=== Collection entries ===
☆ ☆ ☆ ☆

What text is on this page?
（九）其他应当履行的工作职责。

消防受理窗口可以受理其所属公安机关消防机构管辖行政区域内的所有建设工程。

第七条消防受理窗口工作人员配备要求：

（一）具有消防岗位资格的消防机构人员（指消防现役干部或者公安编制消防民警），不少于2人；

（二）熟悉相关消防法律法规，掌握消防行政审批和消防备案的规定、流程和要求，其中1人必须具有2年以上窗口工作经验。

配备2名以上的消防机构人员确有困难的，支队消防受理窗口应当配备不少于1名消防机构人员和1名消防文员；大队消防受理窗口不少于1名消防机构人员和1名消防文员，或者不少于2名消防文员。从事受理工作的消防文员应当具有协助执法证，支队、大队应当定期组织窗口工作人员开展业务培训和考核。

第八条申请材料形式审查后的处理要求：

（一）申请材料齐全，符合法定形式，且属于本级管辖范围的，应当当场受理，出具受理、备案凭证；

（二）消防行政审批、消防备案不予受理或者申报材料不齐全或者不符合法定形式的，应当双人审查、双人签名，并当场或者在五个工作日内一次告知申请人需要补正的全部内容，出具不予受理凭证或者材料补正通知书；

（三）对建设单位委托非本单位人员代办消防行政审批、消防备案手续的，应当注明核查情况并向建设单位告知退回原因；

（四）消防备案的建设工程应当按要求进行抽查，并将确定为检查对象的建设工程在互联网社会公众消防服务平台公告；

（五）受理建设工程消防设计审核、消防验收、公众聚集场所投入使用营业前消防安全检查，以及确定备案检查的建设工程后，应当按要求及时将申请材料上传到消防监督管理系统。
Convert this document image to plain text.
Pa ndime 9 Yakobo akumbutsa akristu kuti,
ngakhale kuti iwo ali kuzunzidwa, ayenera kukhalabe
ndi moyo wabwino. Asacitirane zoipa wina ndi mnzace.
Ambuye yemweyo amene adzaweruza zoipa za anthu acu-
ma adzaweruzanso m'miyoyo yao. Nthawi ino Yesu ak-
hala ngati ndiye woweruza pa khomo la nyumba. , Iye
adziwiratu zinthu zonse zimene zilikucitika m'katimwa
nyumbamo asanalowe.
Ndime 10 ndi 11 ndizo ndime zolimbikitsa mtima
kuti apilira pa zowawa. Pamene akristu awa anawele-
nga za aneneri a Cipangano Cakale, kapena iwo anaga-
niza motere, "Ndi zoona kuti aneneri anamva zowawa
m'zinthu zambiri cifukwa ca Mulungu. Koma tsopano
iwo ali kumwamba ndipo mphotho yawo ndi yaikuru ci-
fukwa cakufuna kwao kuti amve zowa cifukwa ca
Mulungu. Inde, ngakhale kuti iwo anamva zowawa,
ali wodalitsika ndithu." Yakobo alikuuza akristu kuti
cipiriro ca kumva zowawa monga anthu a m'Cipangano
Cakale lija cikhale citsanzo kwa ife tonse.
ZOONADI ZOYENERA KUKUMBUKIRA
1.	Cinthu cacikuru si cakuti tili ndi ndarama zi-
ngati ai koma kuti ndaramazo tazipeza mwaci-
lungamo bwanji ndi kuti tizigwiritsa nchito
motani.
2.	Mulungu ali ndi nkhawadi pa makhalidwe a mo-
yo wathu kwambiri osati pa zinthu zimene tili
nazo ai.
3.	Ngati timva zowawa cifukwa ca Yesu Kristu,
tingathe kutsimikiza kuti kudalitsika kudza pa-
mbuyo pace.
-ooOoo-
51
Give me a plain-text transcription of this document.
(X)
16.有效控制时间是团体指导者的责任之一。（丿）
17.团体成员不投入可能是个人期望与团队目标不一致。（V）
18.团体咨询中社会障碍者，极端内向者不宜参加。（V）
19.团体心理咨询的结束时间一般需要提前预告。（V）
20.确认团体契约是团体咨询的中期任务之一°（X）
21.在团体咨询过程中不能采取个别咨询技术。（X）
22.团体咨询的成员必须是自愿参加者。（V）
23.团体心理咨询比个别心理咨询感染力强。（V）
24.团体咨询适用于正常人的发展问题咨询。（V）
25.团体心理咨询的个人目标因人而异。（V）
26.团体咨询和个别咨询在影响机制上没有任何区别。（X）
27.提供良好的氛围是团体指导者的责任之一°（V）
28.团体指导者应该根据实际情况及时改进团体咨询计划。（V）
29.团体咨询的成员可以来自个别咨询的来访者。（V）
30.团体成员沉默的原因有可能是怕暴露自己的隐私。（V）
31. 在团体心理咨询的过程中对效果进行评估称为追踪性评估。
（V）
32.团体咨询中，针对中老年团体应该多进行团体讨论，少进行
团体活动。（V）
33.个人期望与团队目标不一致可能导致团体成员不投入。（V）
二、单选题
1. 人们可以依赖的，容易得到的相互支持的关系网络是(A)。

☆ ☆ ☆ ☆

=== THE PROBLEM ===
Please repeat the listing exactly, with nothing left out.

=== TASK OUTPUT ===
What text is on this page?
（九）其他应当履行的工作职责。

消防受理窗口可以受理其所属公安机关消防机构管辖行政区域内的所有建设工程。

第七条消防受理窗口工作人员配备要求：

（一）具有消防岗位资格的消防机构人员（指消防现役干部或者公安编制消防民警），不少于2人；

（二）熟悉相关消防法律法规，掌握消防行政审批和消防备案的规定、流程和要求，其中1人必须具有2年以上窗口工作经验。

配备2名以上的消防机构人员确有困难的，支队消防受理窗口应当配备不少于1名消防机构人员和1名消防文员；大队消防受理窗口不少于1名消防机构人员和1名消防文员，或者不少于2名消防文员。从事受理工作的消防文员应当具有协助执法证，支队、大队应当定期组织窗口工作人员开展业务培训和考核。

第八条申请材料形式审查后的处理要求：

（一）申请材料齐全，符合法定形式，且属于本级管辖范围的，应当当场受理，出具受理、备案凭证；

（二）消防行政审批、消防备案不予受理或者申报材料不齐全或者不符合法定形式的，应当双人审查、双人签名，并当场或者在五个工作日内一次告知申请人需要补正的全部内容，出具不予受理凭证或者材料补正通知书；

（三）对建设单位委托非本单位人员代办消防行政审批、消防备案手续的，应当注明核查情况并向建设单位告知退回原因；

（四）消防备案的建设工程应当按要求进行抽查，并将确定为检查对象的建设工程在互联网社会公众消防服务平台公告；

（五）受理建设工程消防设计审核、消防验收、公众聚集场所投入使用营业前消防安全检查，以及确定备案检查的建设工程后，应当按要求及时将申请材料上传到消防监督管理系统。
Convert this document image to plain text.
Pa ndime 9 Yakobo akumbutsa akristu kuti,
ngakhale kuti iwo ali kuzunzidwa, ayenera kukhalabe
ndi moyo wabwino. Asacitirane zoipa wina ndi mnzace.
Ambuye yemweyo amene adzaweruza zoipa za anthu acu-
ma adzaweruzanso m'miyoyo yao. Nthawi ino Yesu ak-
hala ngati ndiye woweruza pa khomo la nyumba. , Iye
adziwiratu zinthu zonse zimene zilikucitika m'katimwa
nyumbamo asanalowe.
Ndime 10 ndi 11 ndizo ndime zolimbikitsa mtima
kuti apilira pa zowawa. Pamene akristu awa anawele-
nga za aneneri a Cipangano Cakale, kapena iwo anaga-
niza motere, "Ndi zoona kuti aneneri anamva zowawa
m'zinthu zambiri cifukwa ca Mulungu. Koma tsopano
iwo ali kumwamba ndipo mphotho yawo ndi yaikuru ci-
fukwa cakufuna kwao kuti amve zowa cifukwa ca
Mulungu. Inde, ngakhale kuti iwo anamva zowawa,
ali wodalitsika ndithu." Yakobo alikuuza akristu kuti
cipiriro ca kumva zowawa monga anthu a m'Cipangano
Cakale lija cikhale citsanzo kwa ife tonse.
ZOONADI ZOYENERA KUKUMBUKIRA
1.	Cinthu cacikuru si cakuti tili ndi ndarama zi-
ngati ai koma kuti ndaramazo tazipeza mwaci-
lungamo bwanji ndi kuti tizigwiritsa nchito
motani.
2.	Mulungu ali ndi nkhawadi pa makhalidwe a mo-
yo wathu kwambiri osati pa zinthu zimene tili
nazo ai.
3.	Ngati timva zowawa cifukwa ca Yesu Kristu,
tingathe kutsimikiza kuti kudalitsika kudza pa-
mbuyo pace.
-ooOoo-
51
Give me a plain-text transcription of this document.
(X)
16.有效控制时间是团体指导者的责任之一。（丿）
17.团体成员不投入可能是个人期望与团队目标不一致。（V）
18.团体咨询中社会障碍者，极端内向者不宜参加。（V）
19.团体心理咨询的结束时间一般需要提前预告。（V）
20.确认团体契约是团体咨询的中期任务之一°（X）
21.在团体咨询过程中不能采取个别咨询技术。（X）
22.团体咨询的成员必须是自愿参加者。（V）
23.团体心理咨询比个别心理咨询感染力强。（V）
24.团体咨询适用于正常人的发展问题咨询。（V）
25.团体心理咨询的个人目标因人而异。（V）
26.团体咨询和个别咨询在影响机制上没有任何区别。（X）
27.提供良好的氛围是团体指导者的责任之一°（V）
28.团体指导者应该根据实际情况及时改进团体咨询计划。（V）
29.团体咨询的成员可以来自个别咨询的来访者。（V）
30.团体成员沉默的原因有可能是怕暴露自己的隐私。（V）
31. 在团体心理咨询的过程中对效果进行评估称为追踪性评估。
（V）
32.团体咨询中，针对中老年团体应该多进行团体讨论，少进行
团体活动。（V）
33.个人期望与团队目标不一致可能导致团体成员不投入。（V）
二、单选题
1. 人们可以依赖的，容易得到的相互支持的关系网络是(A)。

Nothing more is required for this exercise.